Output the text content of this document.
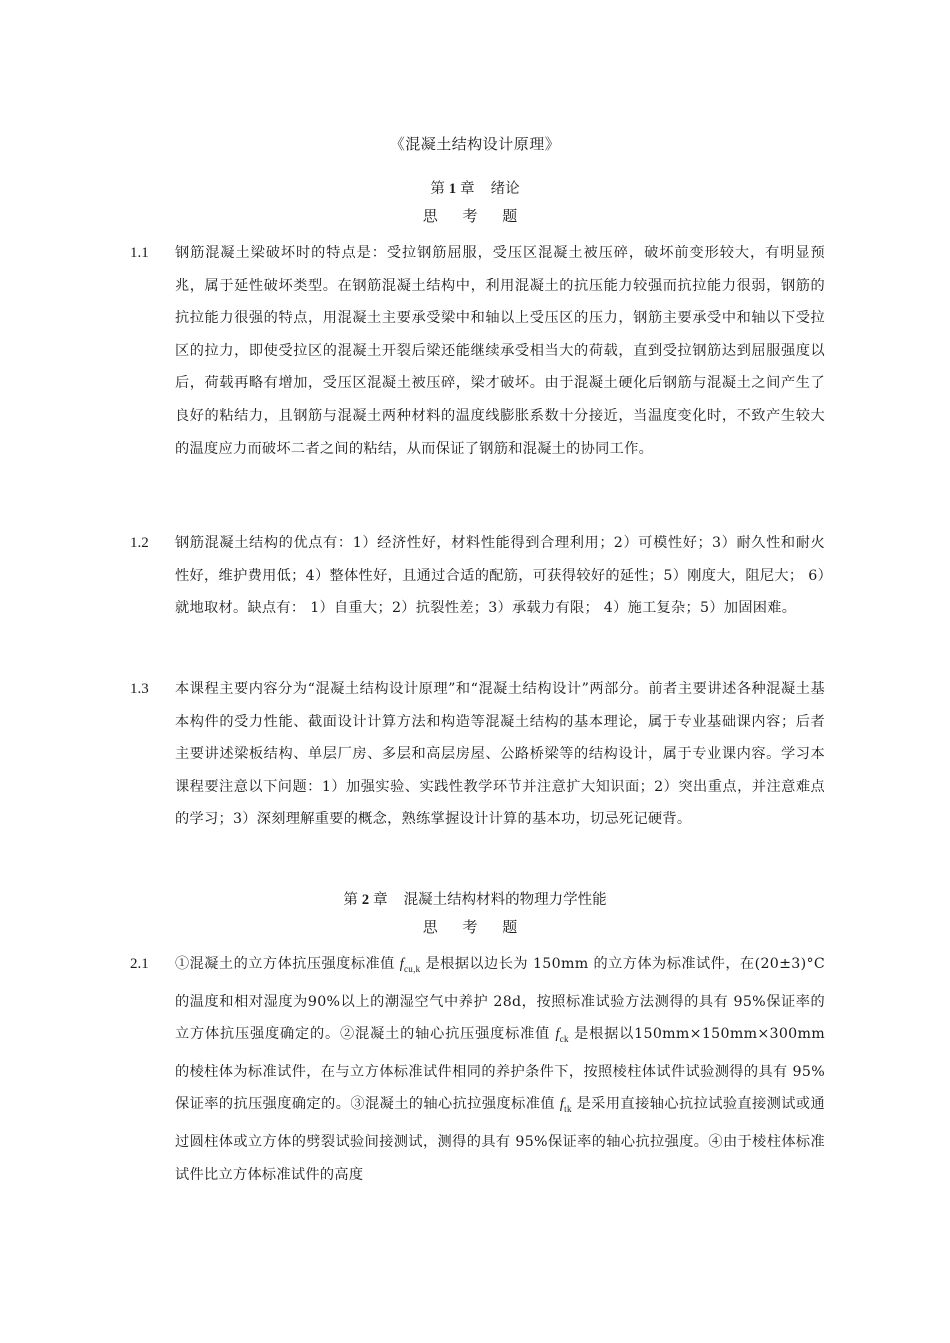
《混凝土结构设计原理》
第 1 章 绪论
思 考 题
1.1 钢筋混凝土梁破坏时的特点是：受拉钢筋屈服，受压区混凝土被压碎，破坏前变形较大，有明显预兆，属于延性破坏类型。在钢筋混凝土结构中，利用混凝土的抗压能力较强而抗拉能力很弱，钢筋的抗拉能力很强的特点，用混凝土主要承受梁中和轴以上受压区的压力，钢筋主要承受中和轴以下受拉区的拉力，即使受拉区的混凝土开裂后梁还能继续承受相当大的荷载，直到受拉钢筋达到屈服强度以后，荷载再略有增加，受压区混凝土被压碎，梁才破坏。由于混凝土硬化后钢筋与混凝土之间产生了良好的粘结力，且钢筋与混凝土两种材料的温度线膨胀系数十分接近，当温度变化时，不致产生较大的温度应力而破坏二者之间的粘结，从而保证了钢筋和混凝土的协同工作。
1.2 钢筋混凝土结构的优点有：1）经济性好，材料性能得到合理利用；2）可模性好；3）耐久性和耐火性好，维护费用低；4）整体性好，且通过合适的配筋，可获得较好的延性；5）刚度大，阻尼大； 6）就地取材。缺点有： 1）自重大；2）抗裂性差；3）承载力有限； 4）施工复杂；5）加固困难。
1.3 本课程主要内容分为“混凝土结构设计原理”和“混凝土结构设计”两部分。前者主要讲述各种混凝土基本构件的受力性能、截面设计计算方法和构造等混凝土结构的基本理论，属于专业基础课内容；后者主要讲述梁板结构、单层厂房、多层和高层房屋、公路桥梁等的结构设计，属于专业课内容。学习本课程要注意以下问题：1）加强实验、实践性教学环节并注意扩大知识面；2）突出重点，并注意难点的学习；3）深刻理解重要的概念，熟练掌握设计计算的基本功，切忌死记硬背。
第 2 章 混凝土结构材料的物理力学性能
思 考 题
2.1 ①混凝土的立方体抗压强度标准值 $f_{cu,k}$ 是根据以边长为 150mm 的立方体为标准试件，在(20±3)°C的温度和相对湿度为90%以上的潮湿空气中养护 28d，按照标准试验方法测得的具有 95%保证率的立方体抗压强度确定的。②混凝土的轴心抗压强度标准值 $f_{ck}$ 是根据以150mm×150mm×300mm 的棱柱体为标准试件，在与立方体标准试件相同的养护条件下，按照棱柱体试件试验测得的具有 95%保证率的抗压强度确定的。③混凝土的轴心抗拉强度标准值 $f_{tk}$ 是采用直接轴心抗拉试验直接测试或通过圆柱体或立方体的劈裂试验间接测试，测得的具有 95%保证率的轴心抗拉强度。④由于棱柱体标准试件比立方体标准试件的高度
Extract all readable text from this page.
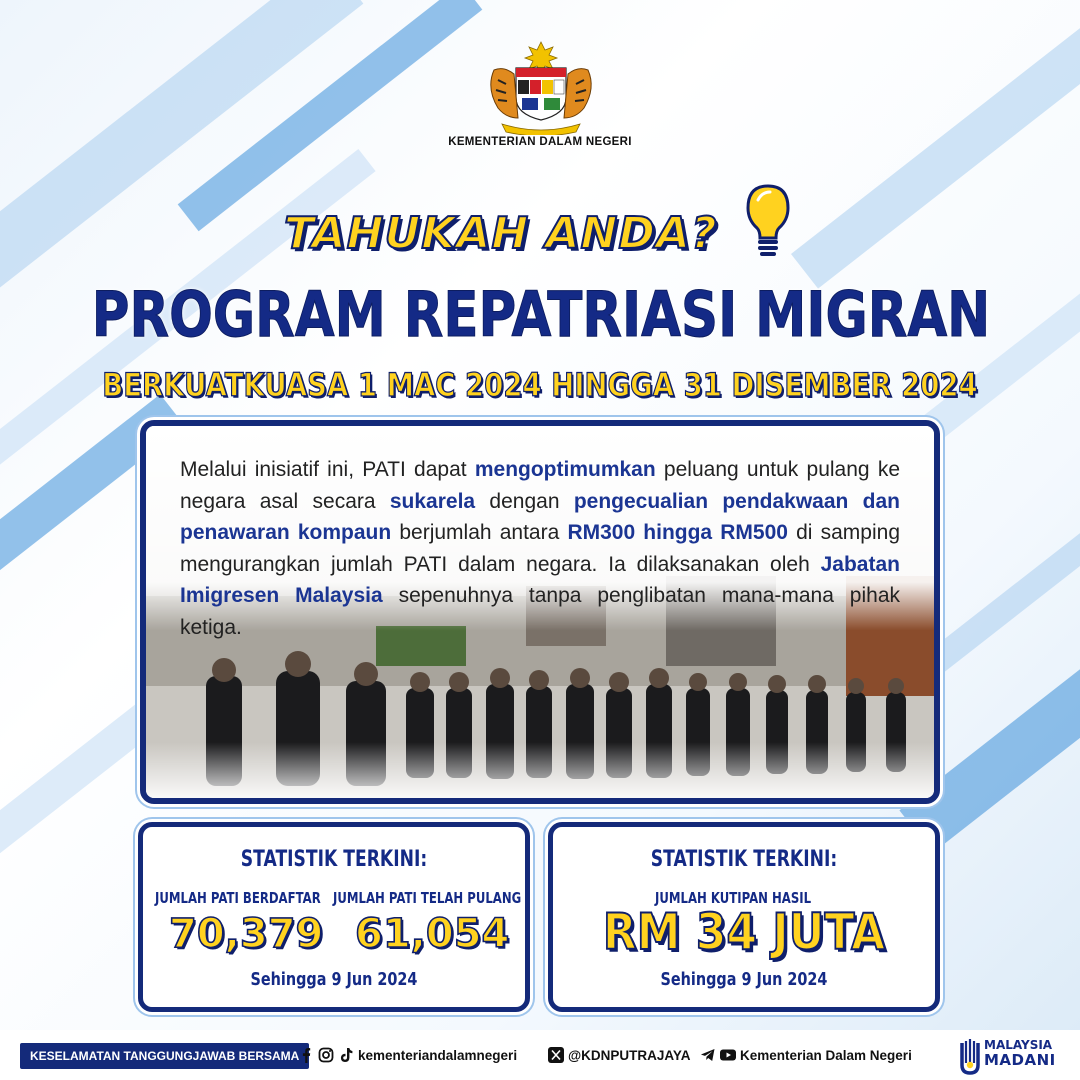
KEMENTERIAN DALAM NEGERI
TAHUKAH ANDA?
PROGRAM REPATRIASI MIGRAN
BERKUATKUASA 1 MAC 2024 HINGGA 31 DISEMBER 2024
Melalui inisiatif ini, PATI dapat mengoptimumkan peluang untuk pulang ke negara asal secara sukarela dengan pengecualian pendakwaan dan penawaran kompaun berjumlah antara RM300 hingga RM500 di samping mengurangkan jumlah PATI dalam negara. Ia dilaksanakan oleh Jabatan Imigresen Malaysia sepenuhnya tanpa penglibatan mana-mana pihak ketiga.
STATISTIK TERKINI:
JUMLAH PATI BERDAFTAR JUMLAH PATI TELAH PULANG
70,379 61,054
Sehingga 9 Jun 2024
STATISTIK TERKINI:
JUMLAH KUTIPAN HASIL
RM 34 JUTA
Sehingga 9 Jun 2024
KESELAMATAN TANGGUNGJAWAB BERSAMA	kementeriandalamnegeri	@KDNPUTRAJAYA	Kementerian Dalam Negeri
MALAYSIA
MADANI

EXERCISE INSTRUCTIONS: Only the lines from the one containing "Extract all readable text from this page." through the last line of the entries above belong in the copy; reproduce them exactly and drop every picture.

REPLY TO THE TASK:
Extract all readable text from this page.
KEMENTERIAN DALAM NEGERI
TAHUKAH ANDA?
PROGRAM REPATRIASI MIGRAN
BERKUATKUASA 1 MAC 2024 HINGGA 31 DISEMBER 2024
Melalui inisiatif ini, PATI dapat mengoptimumkan peluang untuk pulang ke negara asal secara sukarela dengan pengecualian pendakwaan dan penawaran kompaun berjumlah antara RM300 hingga RM500 di samping mengurangkan jumlah PATI dalam negara. Ia dilaksanakan oleh Jabatan Imigresen Malaysia sepenuhnya tanpa penglibatan mana-mana pihak ketiga.
STATISTIK TERKINI:
JUMLAH PATI BERDAFTAR JUMLAH PATI TELAH PULANG
70,379 61,054
Sehingga 9 Jun 2024
STATISTIK TERKINI:
JUMLAH KUTIPAN HASIL
RM 34 JUTA
Sehingga 9 Jun 2024
KESELAMATAN TANGGUNGJAWAB BERSAMA	kementeriandalamnegeri	@KDNPUTRAJAYA	Kementerian Dalam Negeri
MALAYSIA
MADANI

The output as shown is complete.